■ **SHORT TASK**
Write out the lines below word for word, everything from the line containing "detail-tabs: Attribute Informationen" down to the line containing "media-tabs: Festplatten Optische", including both of those lines.
======== SOURCE RECORDS
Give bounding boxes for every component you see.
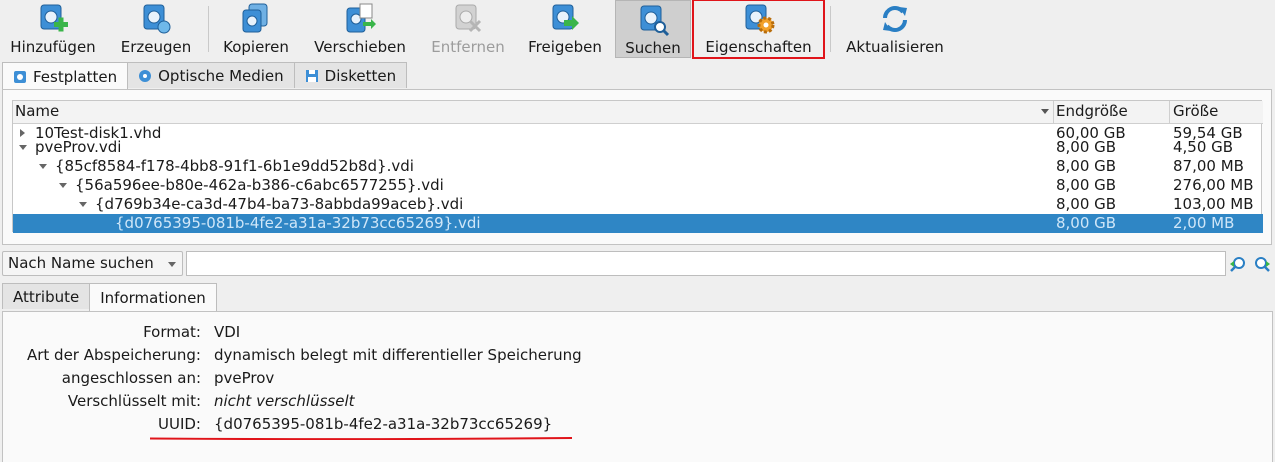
detail-tabs: Attribute Informationen [2, 283, 217, 311]
table-row-selected[interactable]: {d0765395-081b-4fe2-a31a-32b73cc65269}.v… [13, 214, 1263, 233]
add-disk-icon [40, 4, 68, 32]
tab-floppy-disks[interactable]: Disketten [293, 62, 408, 88]
release-disk-icon [552, 4, 579, 30]
media-tabs: Festplatten Optische Medien Disketten [2, 62, 408, 90]
search-input[interactable] [186, 251, 1226, 276]
properties-button[interactable]: Eigenschaften [692, 0, 825, 59]
table-row[interactable]: {d769b34e-ca3d-47b4-ba73-8abbda99aceb}.v… [13, 195, 1263, 214]
search-next-icon[interactable] [1253, 255, 1271, 273]
refresh-button[interactable]: Aktualisieren [838, 0, 952, 58]
copy-disk-icon [242, 3, 268, 33]
search-button[interactable]: Suchen [615, 0, 691, 58]
tree-header: Name Endgröße Größe [13, 101, 1263, 124]
add-button[interactable]: Hinzufügen [4, 0, 102, 58]
column-divider[interactable] [1169, 101, 1170, 123]
create-button[interactable]: Erzeugen [112, 0, 200, 58]
collapse-arrow-icon[interactable] [59, 183, 67, 188]
tab-information[interactable]: Informationen [89, 283, 217, 311]
tab-label: Festplatten [33, 67, 118, 86]
toolbar: Hinzufügen Erzeugen Kopieren Verschieben [0, 0, 1275, 62]
sort-indicator-icon [1041, 109, 1049, 114]
collapse-arrow-icon[interactable] [79, 202, 87, 207]
attached-value: pveProv [214, 369, 275, 387]
tab-label: Optische Medien [158, 66, 284, 85]
table-row[interactable]: {85cf8584-f178-4bb8-91f1-6b1e9dd52b8d}.v… [13, 157, 1263, 176]
encrypted-label: Verschlüsselt mit: [67, 392, 201, 410]
hard-disk-icon [14, 70, 26, 83]
toolbar-separator [830, 6, 831, 52]
properties-gear-icon [745, 4, 774, 34]
format-value: VDI [214, 323, 241, 341]
media-tree[interactable]: Name Endgröße Größe 10Test-disk1.vhd 60,… [12, 100, 1263, 233]
attached-label: angeschlossen an: [61, 369, 201, 387]
expand-arrow-icon[interactable] [20, 129, 25, 137]
move-disk-icon [346, 3, 376, 33]
column-divider[interactable] [1053, 101, 1054, 123]
storage-label: Art der Abspeicherung: [26, 346, 201, 364]
column-actual-size-header[interactable]: Größe [1173, 102, 1218, 120]
uuid-value: {d0765395-081b-4fe2-a31a-32b73cc65269} [214, 415, 553, 433]
create-disk-icon [143, 4, 171, 34]
optical-disc-icon [139, 69, 152, 82]
tab-hard-disks[interactable]: Festplatten [2, 62, 129, 90]
collapse-arrow-icon[interactable] [39, 164, 47, 169]
tab-label: Disketten [324, 66, 397, 85]
tab-label: Informationen [100, 288, 206, 307]
format-label: Format: [143, 323, 201, 341]
tab-attributes[interactable]: Attribute [2, 283, 91, 309]
copy-button[interactable]: Kopieren [214, 0, 298, 58]
tab-optical-media[interactable]: Optische Medien [127, 62, 295, 88]
table-row[interactable]: {56a596ee-b80e-462a-b386-c6abc6577255}.v… [13, 176, 1263, 195]
toolbar-separator [208, 6, 209, 52]
search-mode-select[interactable]: Nach Name suchen [2, 251, 183, 276]
floppy-icon [305, 69, 318, 82]
chevron-down-icon [168, 262, 176, 267]
release-button[interactable]: Freigeben [520, 0, 610, 58]
storage-value: dynamisch belegt mit differentieller Spe… [214, 346, 582, 364]
encrypted-value: nicht verschlüsselt [214, 392, 355, 410]
search-previous-icon[interactable] [1229, 255, 1247, 273]
search-disk-icon [640, 5, 670, 37]
table-row[interactable]: pveProv.vdi 8,00 GB 4,50 GB [13, 138, 1263, 157]
column-name-header[interactable]: Name [15, 102, 59, 120]
remove-button[interactable]: Entfernen [424, 0, 512, 58]
red-underline-annotation [150, 437, 572, 440]
remove-disk-icon [455, 4, 482, 33]
move-button[interactable]: Verschieben [306, 0, 414, 58]
column-virtual-size-header[interactable]: Endgröße [1056, 102, 1128, 120]
refresh-icon [883, 6, 907, 32]
collapse-arrow-icon[interactable] [19, 145, 27, 150]
tab-label: Attribute [13, 287, 80, 306]
uuid-label: UUID: [158, 415, 201, 433]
================
■ **REPLY TO THE TASK**
detail-tabs: Attribute Informationen [2, 283, 217, 311]
table-row-selected[interactable]: {d0765395-081b-4fe2-a31a-32b73cc65269}.v… [13, 214, 1263, 233]
add-disk-icon [40, 4, 68, 32]
tab-floppy-disks[interactable]: Disketten [293, 62, 408, 88]
release-disk-icon [552, 4, 579, 30]
media-tabs: Festplatten Optische Medien Disketten [2, 62, 408, 90]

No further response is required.